- [Directions for this task]:
List the lines of this listing that hold the word "dash".

Records from a collection
— BEGIN —
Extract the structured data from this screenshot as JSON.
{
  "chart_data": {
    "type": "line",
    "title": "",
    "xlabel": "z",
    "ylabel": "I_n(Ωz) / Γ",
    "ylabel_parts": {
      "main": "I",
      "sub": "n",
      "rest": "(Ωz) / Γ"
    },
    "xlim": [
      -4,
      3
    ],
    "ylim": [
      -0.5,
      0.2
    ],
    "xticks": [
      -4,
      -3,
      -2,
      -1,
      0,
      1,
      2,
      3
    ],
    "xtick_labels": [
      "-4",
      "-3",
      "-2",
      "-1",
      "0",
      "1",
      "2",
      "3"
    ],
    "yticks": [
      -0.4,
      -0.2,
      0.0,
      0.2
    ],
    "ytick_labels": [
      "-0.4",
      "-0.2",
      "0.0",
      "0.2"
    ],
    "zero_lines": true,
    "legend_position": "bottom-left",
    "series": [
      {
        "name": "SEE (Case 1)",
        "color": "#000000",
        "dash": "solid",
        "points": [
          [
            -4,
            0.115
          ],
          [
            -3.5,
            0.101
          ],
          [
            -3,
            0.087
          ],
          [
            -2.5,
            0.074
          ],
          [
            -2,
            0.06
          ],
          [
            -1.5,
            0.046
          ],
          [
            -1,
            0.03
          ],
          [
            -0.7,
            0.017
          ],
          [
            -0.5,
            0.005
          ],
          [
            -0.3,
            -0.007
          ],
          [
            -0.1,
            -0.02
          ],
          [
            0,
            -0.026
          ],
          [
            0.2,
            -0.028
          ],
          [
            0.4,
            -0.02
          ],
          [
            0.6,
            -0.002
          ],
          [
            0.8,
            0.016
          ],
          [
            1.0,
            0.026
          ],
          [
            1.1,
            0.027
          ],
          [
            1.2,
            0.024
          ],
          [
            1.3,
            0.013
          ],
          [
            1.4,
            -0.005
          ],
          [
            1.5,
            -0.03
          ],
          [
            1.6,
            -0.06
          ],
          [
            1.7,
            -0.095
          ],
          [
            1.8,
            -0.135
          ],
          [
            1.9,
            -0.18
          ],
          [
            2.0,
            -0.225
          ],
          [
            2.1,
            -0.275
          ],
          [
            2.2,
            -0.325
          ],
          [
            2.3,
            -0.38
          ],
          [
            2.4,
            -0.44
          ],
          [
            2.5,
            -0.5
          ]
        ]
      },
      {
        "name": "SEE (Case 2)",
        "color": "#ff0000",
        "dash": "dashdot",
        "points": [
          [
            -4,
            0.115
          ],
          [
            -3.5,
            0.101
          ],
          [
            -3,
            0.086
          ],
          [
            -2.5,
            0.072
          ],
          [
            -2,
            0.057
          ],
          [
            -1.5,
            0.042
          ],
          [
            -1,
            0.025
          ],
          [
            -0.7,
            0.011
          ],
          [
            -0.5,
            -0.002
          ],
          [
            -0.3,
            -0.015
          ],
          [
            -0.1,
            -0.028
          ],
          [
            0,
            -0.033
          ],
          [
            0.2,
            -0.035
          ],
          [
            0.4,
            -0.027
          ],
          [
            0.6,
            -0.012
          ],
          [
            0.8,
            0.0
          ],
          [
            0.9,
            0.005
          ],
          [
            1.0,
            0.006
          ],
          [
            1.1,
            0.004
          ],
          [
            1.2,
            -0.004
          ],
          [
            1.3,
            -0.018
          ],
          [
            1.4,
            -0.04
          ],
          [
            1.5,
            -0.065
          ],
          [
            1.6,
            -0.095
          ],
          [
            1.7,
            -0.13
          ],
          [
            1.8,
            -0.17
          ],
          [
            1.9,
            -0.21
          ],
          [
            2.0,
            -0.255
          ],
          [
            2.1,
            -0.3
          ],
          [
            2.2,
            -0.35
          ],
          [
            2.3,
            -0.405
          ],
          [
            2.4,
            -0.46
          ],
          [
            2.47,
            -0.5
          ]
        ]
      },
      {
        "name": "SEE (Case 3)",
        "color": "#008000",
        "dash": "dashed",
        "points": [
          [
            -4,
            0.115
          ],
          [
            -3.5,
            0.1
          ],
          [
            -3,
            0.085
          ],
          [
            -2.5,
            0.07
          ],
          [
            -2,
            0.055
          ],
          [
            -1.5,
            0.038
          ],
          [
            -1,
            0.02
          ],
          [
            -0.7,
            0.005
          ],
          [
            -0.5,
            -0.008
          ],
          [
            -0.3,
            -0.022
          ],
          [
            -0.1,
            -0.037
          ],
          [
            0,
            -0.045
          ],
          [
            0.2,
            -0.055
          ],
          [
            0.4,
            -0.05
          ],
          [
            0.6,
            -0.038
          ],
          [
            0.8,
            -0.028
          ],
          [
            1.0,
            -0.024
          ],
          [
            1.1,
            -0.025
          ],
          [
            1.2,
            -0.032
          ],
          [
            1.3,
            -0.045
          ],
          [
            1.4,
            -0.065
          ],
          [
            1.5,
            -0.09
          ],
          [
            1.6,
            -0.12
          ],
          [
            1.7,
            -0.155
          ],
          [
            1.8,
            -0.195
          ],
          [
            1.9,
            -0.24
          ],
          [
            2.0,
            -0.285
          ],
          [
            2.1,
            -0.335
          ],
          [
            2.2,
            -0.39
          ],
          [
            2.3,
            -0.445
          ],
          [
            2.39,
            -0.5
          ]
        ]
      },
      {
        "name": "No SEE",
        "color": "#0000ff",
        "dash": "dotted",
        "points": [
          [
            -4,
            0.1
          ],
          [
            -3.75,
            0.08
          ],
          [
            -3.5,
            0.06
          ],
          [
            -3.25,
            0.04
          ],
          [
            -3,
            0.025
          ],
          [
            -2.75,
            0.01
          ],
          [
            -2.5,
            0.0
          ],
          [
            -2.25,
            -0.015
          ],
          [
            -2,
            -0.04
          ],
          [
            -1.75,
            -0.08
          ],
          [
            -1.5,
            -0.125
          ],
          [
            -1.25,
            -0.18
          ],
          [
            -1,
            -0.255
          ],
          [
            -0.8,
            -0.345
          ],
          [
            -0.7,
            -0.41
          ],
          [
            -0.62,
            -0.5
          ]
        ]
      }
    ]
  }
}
— END —
- [Task answer]:
        "dash": "solid",
        "dash": "dashdot",
        "dash": "dashed",
        "dash": "dotted",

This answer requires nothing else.